* WHAT YOU NEED TO DO *
Write out the entire listing below exactly as it appears, minus any pictures.

* SOURCE RECORDS *
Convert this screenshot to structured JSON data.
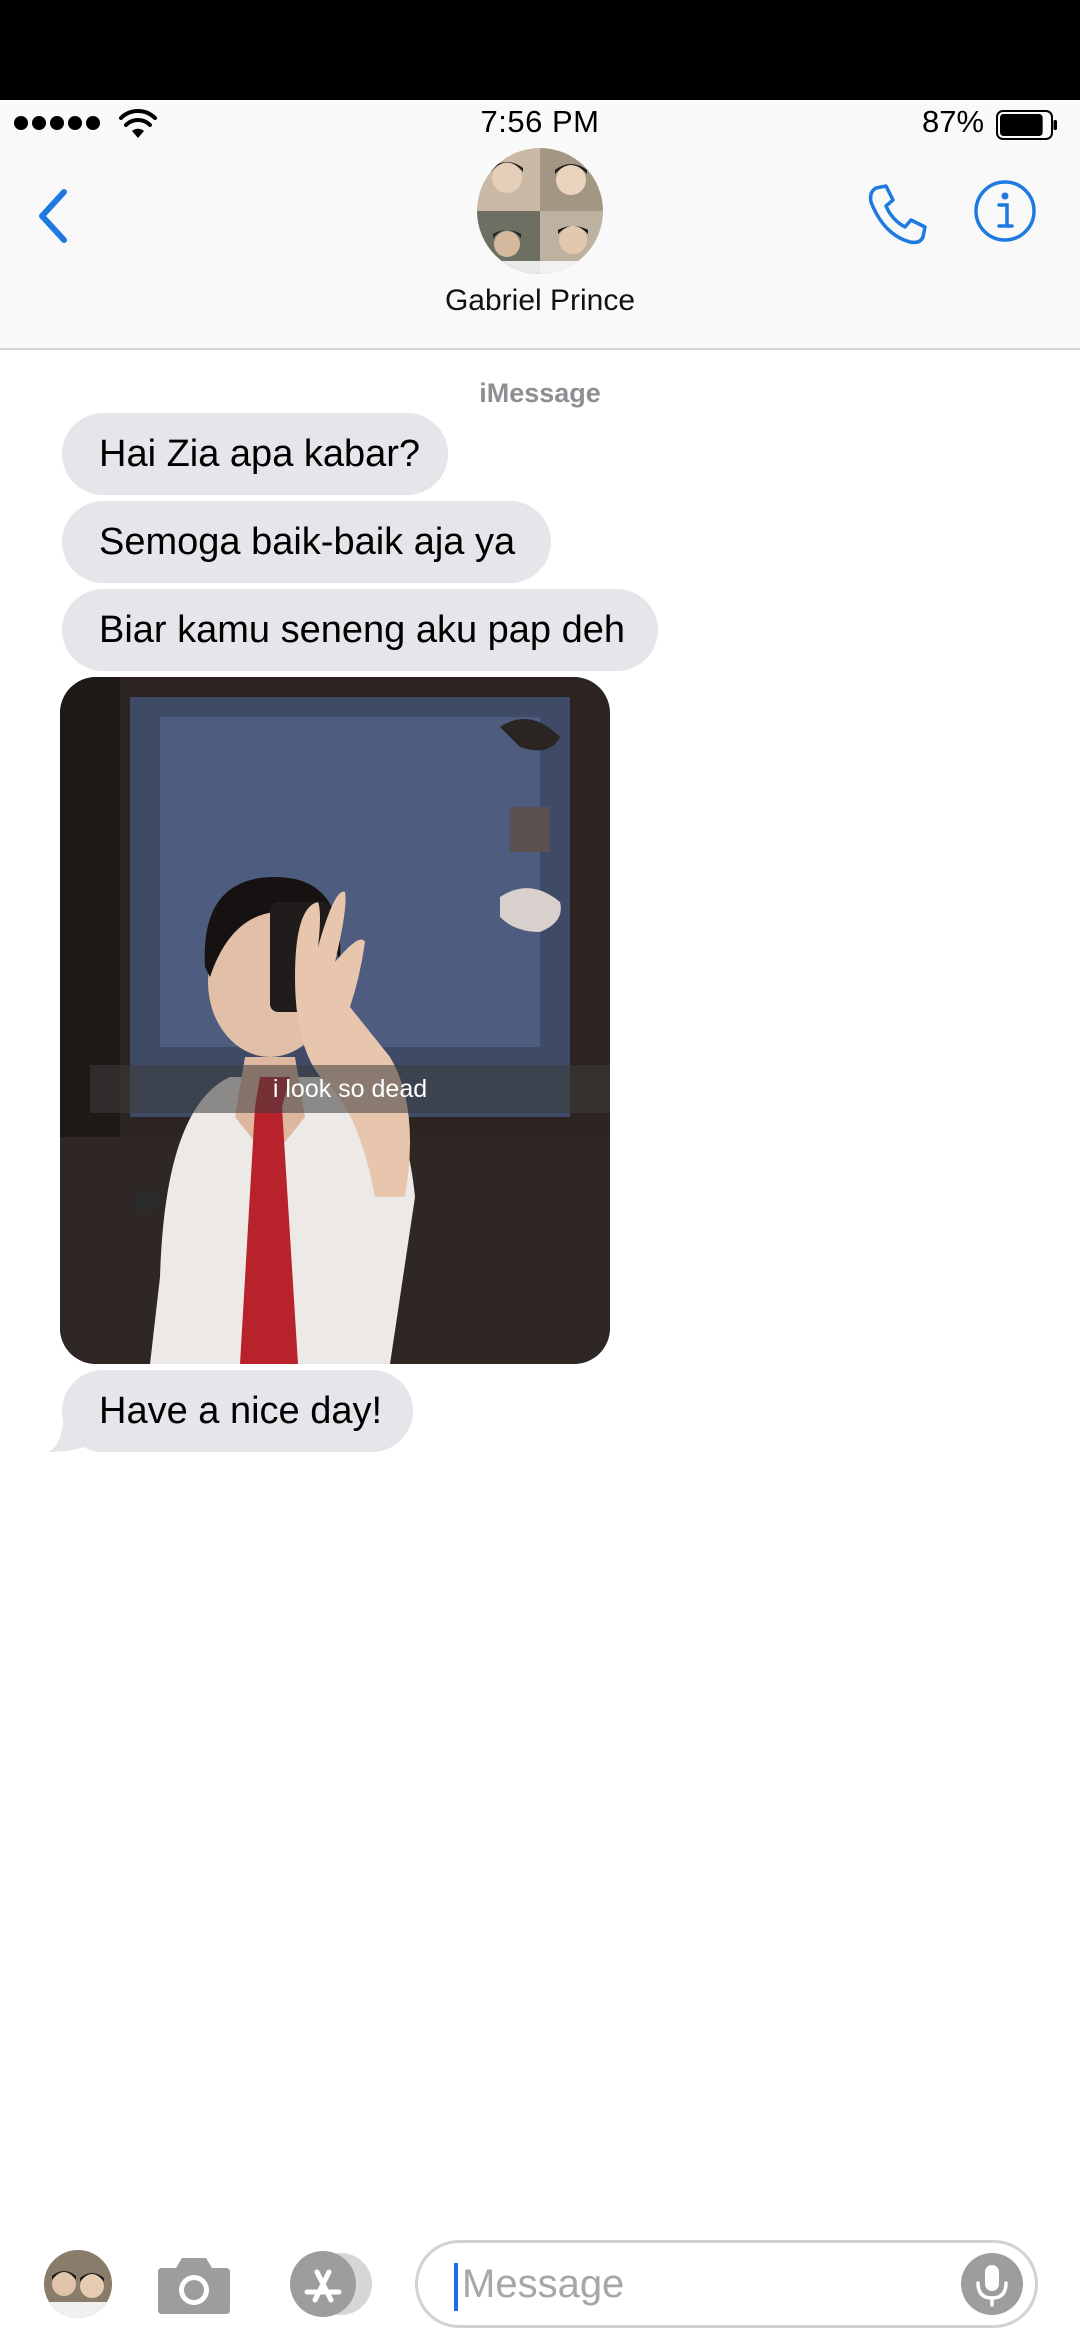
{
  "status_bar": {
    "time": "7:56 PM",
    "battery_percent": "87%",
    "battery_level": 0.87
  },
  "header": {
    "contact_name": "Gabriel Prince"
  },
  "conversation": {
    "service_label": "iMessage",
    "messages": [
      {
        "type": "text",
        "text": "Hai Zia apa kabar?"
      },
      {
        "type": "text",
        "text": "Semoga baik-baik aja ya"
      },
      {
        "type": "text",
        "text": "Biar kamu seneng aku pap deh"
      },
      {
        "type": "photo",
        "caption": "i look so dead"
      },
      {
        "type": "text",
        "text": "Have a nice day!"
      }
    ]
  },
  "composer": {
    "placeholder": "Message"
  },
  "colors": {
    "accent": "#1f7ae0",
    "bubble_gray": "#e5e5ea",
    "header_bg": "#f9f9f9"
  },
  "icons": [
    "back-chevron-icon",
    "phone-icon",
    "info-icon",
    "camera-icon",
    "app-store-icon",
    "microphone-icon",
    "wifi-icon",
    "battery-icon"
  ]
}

* REPLY *
Convert this screenshot to structured JSON data.
{
  "status_bar": {
    "time": "7:56 PM",
    "battery_percent": "87%",
    "battery_level": 0.87
  },
  "header": {
    "contact_name": "Gabriel Prince"
  },
  "conversation": {
    "service_label": "iMessage",
    "messages": [
      {
        "type": "text",
        "text": "Hai Zia apa kabar?"
      },
      {
        "type": "text",
        "text": "Semoga baik-baik aja ya"
      },
      {
        "type": "text",
        "text": "Biar kamu seneng aku pap deh"
      },
      {
        "type": "photo",
        "caption": "i look so dead"
      },
      {
        "type": "text",
        "text": "Have a nice day!"
      }
    ]
  },
  "composer": {
    "placeholder": "Message"
  },
  "colors": {
    "accent": "#1f7ae0",
    "bubble_gray": "#e5e5ea",
    "header_bg": "#f9f9f9"
  },
  "icons": [
    "back-chevron-icon",
    "phone-icon",
    "info-icon",
    "camera-icon",
    "app-store-icon",
    "microphone-icon",
    "wifi-icon",
    "battery-icon"
  ]
}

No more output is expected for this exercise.